• _Recorded information_:
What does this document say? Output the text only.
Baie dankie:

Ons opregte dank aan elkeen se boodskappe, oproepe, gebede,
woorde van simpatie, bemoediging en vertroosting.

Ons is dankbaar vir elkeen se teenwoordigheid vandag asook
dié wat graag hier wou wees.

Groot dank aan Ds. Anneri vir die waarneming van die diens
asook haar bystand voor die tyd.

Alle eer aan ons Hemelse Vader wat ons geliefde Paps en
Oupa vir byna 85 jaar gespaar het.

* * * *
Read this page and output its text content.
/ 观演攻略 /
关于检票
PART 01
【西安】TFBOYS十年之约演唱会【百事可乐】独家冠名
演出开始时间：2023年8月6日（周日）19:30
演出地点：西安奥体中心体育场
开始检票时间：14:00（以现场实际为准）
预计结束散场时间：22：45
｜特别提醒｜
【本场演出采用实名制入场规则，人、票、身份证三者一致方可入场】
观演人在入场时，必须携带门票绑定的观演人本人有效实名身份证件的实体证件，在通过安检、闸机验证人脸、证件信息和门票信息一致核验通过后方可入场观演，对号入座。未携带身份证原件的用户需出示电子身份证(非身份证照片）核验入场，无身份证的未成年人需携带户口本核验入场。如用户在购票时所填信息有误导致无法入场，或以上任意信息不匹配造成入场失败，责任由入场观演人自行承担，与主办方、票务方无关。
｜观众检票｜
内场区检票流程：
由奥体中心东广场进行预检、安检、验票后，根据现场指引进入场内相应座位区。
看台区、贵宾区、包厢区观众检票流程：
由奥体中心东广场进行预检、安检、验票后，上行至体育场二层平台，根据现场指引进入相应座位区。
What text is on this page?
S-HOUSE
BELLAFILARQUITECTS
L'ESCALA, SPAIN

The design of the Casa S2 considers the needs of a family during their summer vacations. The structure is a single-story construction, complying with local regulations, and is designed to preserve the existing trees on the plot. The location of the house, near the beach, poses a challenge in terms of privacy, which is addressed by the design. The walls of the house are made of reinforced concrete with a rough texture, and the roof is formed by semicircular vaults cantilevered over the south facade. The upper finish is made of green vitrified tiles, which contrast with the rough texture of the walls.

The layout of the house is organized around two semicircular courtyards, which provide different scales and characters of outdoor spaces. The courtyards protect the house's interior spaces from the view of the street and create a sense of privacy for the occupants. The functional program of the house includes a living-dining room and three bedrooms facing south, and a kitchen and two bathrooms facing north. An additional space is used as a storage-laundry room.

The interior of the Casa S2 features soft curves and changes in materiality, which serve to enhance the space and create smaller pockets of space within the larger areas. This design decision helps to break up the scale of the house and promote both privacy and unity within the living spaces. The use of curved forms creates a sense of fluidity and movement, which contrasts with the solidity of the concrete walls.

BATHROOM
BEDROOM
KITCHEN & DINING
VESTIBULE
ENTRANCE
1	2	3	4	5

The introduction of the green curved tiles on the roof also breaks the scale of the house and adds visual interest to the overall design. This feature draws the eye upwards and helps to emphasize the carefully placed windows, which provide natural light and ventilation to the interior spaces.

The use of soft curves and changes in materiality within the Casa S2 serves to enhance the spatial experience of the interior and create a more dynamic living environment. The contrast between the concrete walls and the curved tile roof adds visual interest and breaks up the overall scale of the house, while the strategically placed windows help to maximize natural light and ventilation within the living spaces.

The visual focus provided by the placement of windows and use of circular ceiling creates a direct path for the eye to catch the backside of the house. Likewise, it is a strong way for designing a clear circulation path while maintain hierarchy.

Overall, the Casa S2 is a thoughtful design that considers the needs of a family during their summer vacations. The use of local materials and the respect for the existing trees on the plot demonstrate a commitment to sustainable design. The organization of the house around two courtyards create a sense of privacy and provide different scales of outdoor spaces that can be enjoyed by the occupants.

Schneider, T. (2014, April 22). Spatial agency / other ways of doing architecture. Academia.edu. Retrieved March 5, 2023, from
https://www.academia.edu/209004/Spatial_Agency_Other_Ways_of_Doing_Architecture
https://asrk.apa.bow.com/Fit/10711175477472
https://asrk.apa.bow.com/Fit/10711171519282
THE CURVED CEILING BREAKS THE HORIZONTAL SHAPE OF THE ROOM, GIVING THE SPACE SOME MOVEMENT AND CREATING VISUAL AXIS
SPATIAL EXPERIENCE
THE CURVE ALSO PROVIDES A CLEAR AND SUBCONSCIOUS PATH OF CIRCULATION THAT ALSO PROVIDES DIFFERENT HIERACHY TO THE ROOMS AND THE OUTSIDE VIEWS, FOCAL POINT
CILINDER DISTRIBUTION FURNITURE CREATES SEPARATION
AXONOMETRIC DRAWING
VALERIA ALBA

• _Work to complete_: Reproduce all of the entries word for word.

• _Answer to this exercise_:
What does this document say? Output the text only.
Baie dankie:

Ons opregte dank aan elkeen se boodskappe, oproepe, gebede,
woorde van simpatie, bemoediging en vertroosting.

Ons is dankbaar vir elkeen se teenwoordigheid vandag asook
dié wat graag hier wou wees.

Groot dank aan Ds. Anneri vir die waarneming van die diens
asook haar bystand voor die tyd.

Alle eer aan ons Hemelse Vader wat ons geliefde Paps en
Oupa vir byna 85 jaar gespaar het.

* * * *
Read this page and output its text content.
/ 观演攻略 /
关于检票
PART 01
【西安】TFBOYS十年之约演唱会【百事可乐】独家冠名
演出开始时间：2023年8月6日（周日）19:30
演出地点：西安奥体中心体育场
开始检票时间：14:00（以现场实际为准）
预计结束散场时间：22：45
｜特别提醒｜
【本场演出采用实名制入场规则，人、票、身份证三者一致方可入场】
观演人在入场时，必须携带门票绑定的观演人本人有效实名身份证件的实体证件，在通过安检、闸机验证人脸、证件信息和门票信息一致核验通过后方可入场观演，对号入座。未携带身份证原件的用户需出示电子身份证(非身份证照片）核验入场，无身份证的未成年人需携带户口本核验入场。如用户在购票时所填信息有误导致无法入场，或以上任意信息不匹配造成入场失败，责任由入场观演人自行承担，与主办方、票务方无关。
｜观众检票｜
内场区检票流程：
由奥体中心东广场进行预检、安检、验票后，根据现场指引进入场内相应座位区。
看台区、贵宾区、包厢区观众检票流程：
由奥体中心东广场进行预检、安检、验票后，上行至体育场二层平台，根据现场指引进入相应座位区。
What text is on this page?
S-HOUSE
BELLAFILARQUITECTS
L'ESCALA, SPAIN

The design of the Casa S2 considers the needs of a family during their summer vacations. The structure is a single-story construction, complying with local regulations, and is designed to preserve the existing trees on the plot. The location of the house, near the beach, poses a challenge in terms of privacy, which is addressed by the design. The walls of the house are made of reinforced concrete with a rough texture, and the roof is formed by semicircular vaults cantilevered over the south facade. The upper finish is made of green vitrified tiles, which contrast with the rough texture of the walls.

The layout of the house is organized around two semicircular courtyards, which provide different scales and characters of outdoor spaces. The courtyards protect the house's interior spaces from the view of the street and create a sense of privacy for the occupants. The functional program of the house includes a living-dining room and three bedrooms facing south, and a kitchen and two bathrooms facing north. An additional space is used as a storage-laundry room.

The interior of the Casa S2 features soft curves and changes in materiality, which serve to enhance the space and create smaller pockets of space within the larger areas. This design decision helps to break up the scale of the house and promote both privacy and unity within the living spaces. The use of curved forms creates a sense of fluidity and movement, which contrasts with the solidity of the concrete walls.

BATHROOM
BEDROOM
KITCHEN & DINING
VESTIBULE
ENTRANCE
1	2	3	4	5

The introduction of the green curved tiles on the roof also breaks the scale of the house and adds visual interest to the overall design. This feature draws the eye upwards and helps to emphasize the carefully placed windows, which provide natural light and ventilation to the interior spaces.

The use of soft curves and changes in materiality within the Casa S2 serves to enhance the spatial experience of the interior and create a more dynamic living environment. The contrast between the concrete walls and the curved tile roof adds visual interest and breaks up the overall scale of the house, while the strategically placed windows help to maximize natural light and ventilation within the living spaces.

The visual focus provided by the placement of windows and use of circular ceiling creates a direct path for the eye to catch the backside of the house. Likewise, it is a strong way for designing a clear circulation path while maintain hierarchy.

Overall, the Casa S2 is a thoughtful design that considers the needs of a family during their summer vacations. The use of local materials and the respect for the existing trees on the plot demonstrate a commitment to sustainable design. The organization of the house around two courtyards create a sense of privacy and provide different scales of outdoor spaces that can be enjoyed by the occupants.

Schneider, T. (2014, April 22). Spatial agency / other ways of doing architecture. Academia.edu. Retrieved March 5, 2023, from
https://www.academia.edu/209004/Spatial_Agency_Other_Ways_of_Doing_Architecture
https://asrk.apa.bow.com/Fit/10711175477472
https://asrk.apa.bow.com/Fit/10711171519282
THE CURVED CEILING BREAKS THE HORIZONTAL SHAPE OF THE ROOM, GIVING THE SPACE SOME MOVEMENT AND CREATING VISUAL AXIS
SPATIAL EXPERIENCE
THE CURVE ALSO PROVIDES A CLEAR AND SUBCONSCIOUS PATH OF CIRCULATION THAT ALSO PROVIDES DIFFERENT HIERACHY TO THE ROOMS AND THE OUTSIDE VIEWS, FOCAL POINT
CILINDER DISTRIBUTION FURNITURE CREATES SEPARATION
AXONOMETRIC DRAWING
VALERIA ALBA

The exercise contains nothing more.